§ **DIRECTIONS FOR THIS TASK**: Could you count the lines below that include the word "complete" and give only the number?

═════ DATA FOR THE TASK

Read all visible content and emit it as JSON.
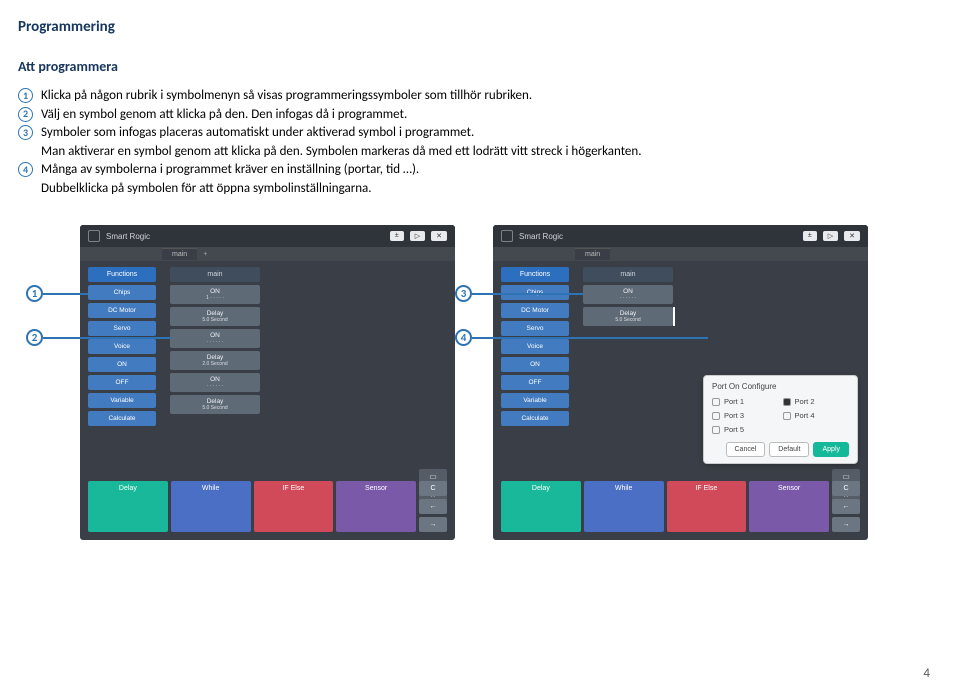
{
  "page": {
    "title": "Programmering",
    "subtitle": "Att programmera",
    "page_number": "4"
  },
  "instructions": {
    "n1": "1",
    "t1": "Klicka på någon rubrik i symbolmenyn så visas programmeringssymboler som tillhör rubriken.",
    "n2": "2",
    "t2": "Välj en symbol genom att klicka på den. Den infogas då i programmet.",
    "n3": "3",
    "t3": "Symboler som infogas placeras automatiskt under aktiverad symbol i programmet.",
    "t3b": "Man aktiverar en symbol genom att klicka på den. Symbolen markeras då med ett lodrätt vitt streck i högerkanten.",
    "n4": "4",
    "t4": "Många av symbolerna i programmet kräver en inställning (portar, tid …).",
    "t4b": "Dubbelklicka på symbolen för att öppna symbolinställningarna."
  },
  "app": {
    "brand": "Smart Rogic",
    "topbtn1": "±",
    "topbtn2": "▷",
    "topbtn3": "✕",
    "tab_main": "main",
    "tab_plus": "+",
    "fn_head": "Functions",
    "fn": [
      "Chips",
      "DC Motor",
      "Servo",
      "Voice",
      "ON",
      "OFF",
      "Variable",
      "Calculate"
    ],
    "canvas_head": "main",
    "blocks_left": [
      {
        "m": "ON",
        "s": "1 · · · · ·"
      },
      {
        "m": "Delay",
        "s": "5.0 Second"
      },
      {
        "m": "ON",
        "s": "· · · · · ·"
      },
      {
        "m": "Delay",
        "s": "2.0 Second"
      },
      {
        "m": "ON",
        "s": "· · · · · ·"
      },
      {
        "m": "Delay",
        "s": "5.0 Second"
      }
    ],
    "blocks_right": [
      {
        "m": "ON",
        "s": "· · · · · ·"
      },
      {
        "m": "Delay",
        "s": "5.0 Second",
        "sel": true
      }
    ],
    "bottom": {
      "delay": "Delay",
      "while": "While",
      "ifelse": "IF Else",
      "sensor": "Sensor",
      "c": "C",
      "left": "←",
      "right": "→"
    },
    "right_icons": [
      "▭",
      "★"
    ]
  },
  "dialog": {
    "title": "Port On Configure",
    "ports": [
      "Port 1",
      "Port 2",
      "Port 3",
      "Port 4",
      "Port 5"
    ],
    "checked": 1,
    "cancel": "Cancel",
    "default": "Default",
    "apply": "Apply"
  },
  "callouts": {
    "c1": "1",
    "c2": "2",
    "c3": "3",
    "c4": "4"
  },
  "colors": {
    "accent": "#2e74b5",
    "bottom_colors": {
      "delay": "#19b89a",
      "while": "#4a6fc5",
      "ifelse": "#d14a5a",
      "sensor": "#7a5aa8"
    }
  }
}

══════════
═════ DATA FOR THE TASK

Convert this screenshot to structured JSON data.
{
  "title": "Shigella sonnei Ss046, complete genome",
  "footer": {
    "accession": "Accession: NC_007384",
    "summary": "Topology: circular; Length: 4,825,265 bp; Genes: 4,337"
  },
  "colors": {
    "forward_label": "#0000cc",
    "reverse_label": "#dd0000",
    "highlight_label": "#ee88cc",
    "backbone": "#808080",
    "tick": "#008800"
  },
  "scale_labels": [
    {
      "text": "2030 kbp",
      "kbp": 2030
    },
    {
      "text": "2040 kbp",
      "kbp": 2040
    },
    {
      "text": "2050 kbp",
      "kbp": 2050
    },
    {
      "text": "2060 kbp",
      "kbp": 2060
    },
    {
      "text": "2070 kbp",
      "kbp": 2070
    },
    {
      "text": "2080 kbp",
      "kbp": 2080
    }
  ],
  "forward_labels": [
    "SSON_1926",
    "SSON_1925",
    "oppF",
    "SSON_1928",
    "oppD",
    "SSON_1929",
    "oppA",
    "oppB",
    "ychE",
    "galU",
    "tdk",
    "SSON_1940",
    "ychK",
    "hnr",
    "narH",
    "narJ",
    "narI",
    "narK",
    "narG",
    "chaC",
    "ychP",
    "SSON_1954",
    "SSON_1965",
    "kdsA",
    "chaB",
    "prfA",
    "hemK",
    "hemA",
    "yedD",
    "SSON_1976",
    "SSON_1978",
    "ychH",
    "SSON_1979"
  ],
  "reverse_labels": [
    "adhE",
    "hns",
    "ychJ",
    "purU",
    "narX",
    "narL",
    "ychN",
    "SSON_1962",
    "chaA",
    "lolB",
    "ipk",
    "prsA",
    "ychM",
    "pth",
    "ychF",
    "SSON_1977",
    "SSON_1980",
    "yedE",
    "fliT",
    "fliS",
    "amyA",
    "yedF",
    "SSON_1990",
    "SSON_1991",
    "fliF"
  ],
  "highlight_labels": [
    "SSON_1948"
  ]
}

══════════
═════ DATA FOR THE TASK

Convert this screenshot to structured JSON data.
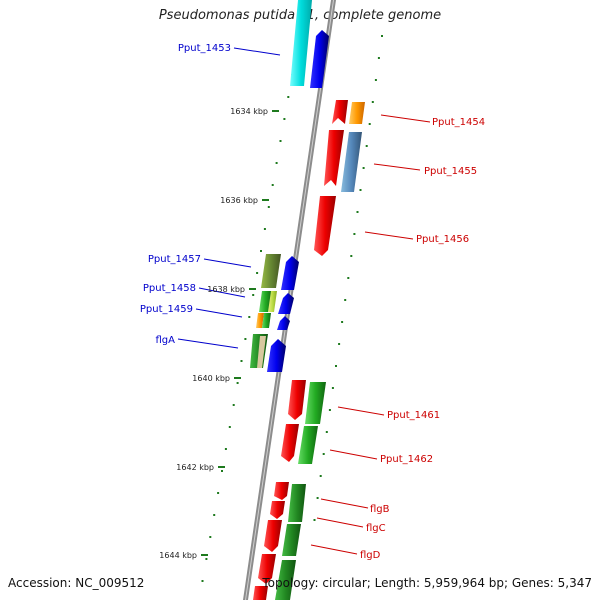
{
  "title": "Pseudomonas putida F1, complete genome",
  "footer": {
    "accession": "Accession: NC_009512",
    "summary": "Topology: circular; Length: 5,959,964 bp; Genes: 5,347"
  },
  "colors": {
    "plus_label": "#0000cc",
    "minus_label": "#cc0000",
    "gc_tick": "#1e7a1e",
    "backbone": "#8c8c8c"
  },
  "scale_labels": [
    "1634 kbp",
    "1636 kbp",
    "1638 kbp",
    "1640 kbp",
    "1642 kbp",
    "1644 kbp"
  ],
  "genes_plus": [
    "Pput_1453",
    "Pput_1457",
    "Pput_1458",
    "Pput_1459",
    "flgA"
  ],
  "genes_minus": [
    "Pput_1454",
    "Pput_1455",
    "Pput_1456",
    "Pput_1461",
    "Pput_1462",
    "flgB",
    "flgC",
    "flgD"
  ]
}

══════════

§ **SOLUTION FOR THIS EXERCISE**: 2